Aim
Copy the items from the first one through the line containing "product-photo[interactable]: ♜♟♞♟♝♟♛♟♚♟♝♟♞♟♜♟ [0, 0, 473, 473]", substituting "felt-pad" for "felt-base" and changing nothing else.
[begin Material provided]
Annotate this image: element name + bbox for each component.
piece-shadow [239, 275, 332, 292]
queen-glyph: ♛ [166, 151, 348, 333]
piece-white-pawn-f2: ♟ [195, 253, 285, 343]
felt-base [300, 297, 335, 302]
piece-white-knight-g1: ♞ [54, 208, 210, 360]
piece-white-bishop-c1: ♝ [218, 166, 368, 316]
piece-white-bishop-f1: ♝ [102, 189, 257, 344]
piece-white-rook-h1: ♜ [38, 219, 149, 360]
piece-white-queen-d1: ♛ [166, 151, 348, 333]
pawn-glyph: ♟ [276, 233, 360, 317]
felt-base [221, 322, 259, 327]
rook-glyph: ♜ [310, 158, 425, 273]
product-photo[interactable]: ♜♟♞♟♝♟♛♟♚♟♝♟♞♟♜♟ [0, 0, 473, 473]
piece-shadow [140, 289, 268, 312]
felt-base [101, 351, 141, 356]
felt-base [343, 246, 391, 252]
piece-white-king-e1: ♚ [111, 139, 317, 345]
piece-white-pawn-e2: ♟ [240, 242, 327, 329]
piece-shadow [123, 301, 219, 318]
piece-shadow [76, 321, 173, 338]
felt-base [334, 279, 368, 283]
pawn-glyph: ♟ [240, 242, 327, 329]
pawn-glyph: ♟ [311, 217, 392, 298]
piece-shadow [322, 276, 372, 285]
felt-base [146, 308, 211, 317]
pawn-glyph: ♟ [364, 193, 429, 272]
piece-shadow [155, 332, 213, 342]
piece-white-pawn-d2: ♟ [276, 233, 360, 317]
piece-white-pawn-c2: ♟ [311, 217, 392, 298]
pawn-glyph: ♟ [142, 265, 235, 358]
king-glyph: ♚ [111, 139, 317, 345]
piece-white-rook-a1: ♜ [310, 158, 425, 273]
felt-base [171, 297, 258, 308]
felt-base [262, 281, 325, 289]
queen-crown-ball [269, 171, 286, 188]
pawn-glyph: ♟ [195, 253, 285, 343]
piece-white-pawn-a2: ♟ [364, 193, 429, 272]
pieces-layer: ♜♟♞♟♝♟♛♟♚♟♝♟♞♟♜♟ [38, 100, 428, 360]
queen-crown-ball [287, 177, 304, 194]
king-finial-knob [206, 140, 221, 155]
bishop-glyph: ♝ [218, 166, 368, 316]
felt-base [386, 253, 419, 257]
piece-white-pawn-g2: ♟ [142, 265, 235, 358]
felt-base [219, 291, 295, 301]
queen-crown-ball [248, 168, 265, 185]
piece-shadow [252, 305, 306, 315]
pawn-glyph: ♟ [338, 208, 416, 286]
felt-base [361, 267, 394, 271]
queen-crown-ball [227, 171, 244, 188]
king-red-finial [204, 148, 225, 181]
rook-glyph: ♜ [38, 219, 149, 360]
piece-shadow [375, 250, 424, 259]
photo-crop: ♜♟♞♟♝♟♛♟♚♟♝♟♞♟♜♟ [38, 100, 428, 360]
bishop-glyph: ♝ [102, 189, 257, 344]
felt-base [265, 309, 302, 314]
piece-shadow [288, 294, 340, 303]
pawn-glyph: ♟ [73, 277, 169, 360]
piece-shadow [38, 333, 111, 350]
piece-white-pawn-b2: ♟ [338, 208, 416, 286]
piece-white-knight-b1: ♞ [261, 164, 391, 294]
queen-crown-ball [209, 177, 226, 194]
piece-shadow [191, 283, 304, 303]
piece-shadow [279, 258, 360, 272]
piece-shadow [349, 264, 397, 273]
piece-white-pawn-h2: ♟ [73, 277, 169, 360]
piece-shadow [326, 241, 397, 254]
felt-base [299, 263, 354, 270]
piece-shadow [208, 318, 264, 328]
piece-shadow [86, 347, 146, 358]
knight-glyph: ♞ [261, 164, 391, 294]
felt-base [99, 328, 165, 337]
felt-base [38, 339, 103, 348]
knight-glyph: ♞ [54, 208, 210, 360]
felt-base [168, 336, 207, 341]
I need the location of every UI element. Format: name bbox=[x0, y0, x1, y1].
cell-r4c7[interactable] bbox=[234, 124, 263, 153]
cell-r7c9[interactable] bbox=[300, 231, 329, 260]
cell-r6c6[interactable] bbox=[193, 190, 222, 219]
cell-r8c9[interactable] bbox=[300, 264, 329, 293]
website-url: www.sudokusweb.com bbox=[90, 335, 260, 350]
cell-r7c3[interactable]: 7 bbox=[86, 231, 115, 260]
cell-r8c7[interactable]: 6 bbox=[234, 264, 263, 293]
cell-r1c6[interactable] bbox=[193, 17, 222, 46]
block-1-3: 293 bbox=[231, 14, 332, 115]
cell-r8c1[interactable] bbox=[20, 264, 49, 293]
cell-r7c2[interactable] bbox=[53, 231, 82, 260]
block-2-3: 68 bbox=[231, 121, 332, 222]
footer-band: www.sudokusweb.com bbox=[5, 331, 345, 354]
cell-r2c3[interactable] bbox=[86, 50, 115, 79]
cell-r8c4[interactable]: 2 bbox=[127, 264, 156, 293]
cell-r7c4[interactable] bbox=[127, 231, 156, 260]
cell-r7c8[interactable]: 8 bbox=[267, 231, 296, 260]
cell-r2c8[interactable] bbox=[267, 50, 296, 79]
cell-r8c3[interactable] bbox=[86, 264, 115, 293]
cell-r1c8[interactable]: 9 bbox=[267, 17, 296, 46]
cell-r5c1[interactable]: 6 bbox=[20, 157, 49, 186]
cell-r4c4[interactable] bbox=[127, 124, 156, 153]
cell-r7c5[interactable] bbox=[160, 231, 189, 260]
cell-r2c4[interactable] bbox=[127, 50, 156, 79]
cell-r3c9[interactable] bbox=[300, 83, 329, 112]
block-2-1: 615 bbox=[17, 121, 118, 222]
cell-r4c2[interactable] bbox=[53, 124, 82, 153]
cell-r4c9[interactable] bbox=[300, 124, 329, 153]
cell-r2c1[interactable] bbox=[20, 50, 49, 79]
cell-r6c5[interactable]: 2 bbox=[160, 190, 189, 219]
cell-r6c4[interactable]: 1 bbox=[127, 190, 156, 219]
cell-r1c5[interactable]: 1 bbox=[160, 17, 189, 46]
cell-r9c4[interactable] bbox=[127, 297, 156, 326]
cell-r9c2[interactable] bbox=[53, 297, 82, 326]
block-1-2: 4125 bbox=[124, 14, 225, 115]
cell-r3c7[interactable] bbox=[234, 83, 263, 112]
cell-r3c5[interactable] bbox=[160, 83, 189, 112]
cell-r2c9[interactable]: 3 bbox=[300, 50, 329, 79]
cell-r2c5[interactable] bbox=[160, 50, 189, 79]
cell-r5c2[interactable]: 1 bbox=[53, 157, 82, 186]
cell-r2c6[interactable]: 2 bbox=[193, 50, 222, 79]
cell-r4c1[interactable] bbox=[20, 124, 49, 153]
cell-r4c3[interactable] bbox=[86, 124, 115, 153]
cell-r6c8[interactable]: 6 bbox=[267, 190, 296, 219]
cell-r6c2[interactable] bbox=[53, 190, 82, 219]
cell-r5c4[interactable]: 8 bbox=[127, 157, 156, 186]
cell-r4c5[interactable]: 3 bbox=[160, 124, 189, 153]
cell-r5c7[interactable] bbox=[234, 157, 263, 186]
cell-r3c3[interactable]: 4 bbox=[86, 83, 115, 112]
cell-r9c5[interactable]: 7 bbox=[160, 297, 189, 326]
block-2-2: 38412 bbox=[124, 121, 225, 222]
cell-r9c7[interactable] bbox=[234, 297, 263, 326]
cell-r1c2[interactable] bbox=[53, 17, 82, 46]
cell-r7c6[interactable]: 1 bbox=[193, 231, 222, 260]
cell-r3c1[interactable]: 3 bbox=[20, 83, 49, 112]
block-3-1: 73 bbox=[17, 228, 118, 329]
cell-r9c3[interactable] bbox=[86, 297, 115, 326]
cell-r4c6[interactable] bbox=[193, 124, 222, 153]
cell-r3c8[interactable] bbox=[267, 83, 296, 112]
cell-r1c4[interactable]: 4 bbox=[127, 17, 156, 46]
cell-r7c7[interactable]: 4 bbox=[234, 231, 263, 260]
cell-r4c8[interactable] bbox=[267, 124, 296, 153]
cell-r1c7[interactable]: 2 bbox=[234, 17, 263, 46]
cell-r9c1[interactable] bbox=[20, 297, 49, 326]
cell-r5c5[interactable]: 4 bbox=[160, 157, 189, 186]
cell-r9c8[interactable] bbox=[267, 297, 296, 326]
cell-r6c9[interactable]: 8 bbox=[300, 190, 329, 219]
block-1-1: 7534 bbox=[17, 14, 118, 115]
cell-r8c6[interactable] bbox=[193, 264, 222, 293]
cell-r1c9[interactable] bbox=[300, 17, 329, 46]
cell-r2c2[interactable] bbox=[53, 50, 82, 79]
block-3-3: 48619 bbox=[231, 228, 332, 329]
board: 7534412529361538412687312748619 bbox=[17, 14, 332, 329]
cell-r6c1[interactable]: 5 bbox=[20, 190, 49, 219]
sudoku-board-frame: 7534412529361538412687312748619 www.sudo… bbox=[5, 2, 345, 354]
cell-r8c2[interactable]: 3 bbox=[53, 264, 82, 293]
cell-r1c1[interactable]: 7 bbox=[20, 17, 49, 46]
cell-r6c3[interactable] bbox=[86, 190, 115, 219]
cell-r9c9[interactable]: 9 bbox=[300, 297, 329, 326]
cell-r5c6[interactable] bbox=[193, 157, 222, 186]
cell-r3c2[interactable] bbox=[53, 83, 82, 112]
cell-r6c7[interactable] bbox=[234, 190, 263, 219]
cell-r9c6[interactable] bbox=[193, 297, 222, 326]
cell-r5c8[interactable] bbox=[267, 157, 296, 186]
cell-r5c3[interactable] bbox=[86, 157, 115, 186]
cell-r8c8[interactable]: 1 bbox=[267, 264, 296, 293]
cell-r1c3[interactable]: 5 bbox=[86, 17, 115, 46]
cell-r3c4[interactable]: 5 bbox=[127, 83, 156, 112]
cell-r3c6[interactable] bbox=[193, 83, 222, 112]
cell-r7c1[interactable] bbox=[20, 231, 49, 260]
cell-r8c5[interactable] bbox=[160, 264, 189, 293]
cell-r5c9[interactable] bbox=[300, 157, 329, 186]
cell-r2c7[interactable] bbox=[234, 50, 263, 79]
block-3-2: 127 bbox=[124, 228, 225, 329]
[end Material provided]
Result for this task
Annotate this image: element name + bbox for each component.
piece-shadow [239, 275, 332, 292]
queen-glyph: ♛ [166, 151, 348, 333]
piece-white-pawn-f2: ♟ [195, 253, 285, 343]
felt-pad [300, 297, 335, 302]
piece-white-knight-g1: ♞ [54, 208, 210, 360]
piece-white-bishop-c1: ♝ [218, 166, 368, 316]
piece-white-bishop-f1: ♝ [102, 189, 257, 344]
piece-white-rook-h1: ♜ [38, 219, 149, 360]
piece-white-queen-d1: ♛ [166, 151, 348, 333]
pawn-glyph: ♟ [276, 233, 360, 317]
felt-pad [221, 322, 259, 327]
rook-glyph: ♜ [310, 158, 425, 273]
product-photo[interactable]: ♜♟♞♟♝♟♛♟♚♟♝♟♞♟♜♟ [0, 0, 473, 473]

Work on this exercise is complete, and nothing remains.